Stated exercise >> Copy out every line in the entries below that includes "content".

BEGIN Excerpted data

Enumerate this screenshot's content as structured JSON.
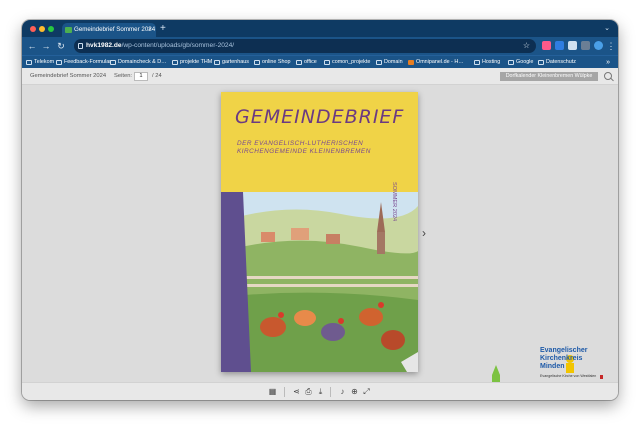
{
  "browser": {
    "tab_title": "Gemeindebrief Sommer 2024",
    "tab_close": "×",
    "new_tab": "+",
    "url_host": "hvk1982.de",
    "url_path": "/wp-content/uploads/gb/sommer-2024/",
    "bookmarks": [
      "Telekom",
      "Feedback-Formular",
      "Domaincheck & D…",
      "projekte THM",
      "gartenhaus",
      "online Shop",
      "office",
      "comon_projekte",
      "Domain",
      "Omnipanel.de - H…",
      "Hosting",
      "Google",
      "Datenschutz"
    ],
    "bookmarks_more": "»"
  },
  "viewer": {
    "doc_title": "Gemeindebrief Sommer 2024",
    "pages_label": "Seiten:",
    "current_page": "1",
    "total_pages": "/ 24",
    "next_doc_button": "Dorfkalender Kleinenbremen Wülpke"
  },
  "cover": {
    "title": "GEMEINDEBRIEF",
    "subtitle_line1": "DER EVANGELISCH-LUTHERISCHEN",
    "subtitle_line2": "KIRCHENGEMEINDE KLEINENBREMEN",
    "season": "SOMMER 2024"
  },
  "logo": {
    "line1": "Evangelischer",
    "line2": "Kirchenkreis",
    "line3": "Minden",
    "tagline": "Evangelische Kirche von Westfalen"
  },
  "colors": {
    "tabstrip": "#0e3a63",
    "toolbar": "#1b5488",
    "cover_yellow": "#f0d347",
    "title_purple": "#6b3a82",
    "logo_blue": "#1e5aa8",
    "logo_green": "#7cc242"
  },
  "icons": {
    "back": "back-arrow-icon",
    "forward": "forward-arrow-icon",
    "reload": "reload-icon",
    "star": "bookmark-star-icon",
    "search": "search-icon",
    "grid": "thumbnails-grid-icon",
    "share": "share-icon",
    "print": "print-icon",
    "download": "download-icon",
    "sound": "sound-icon",
    "zoom": "zoom-in-icon",
    "fullscreen": "fullscreen-icon"
  }
}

END Excerpted data

Task result >>
Enumerate this screenshot's content as structured JSON.
    "url_path": "/wp-content/uploads/gb/sommer-2024/",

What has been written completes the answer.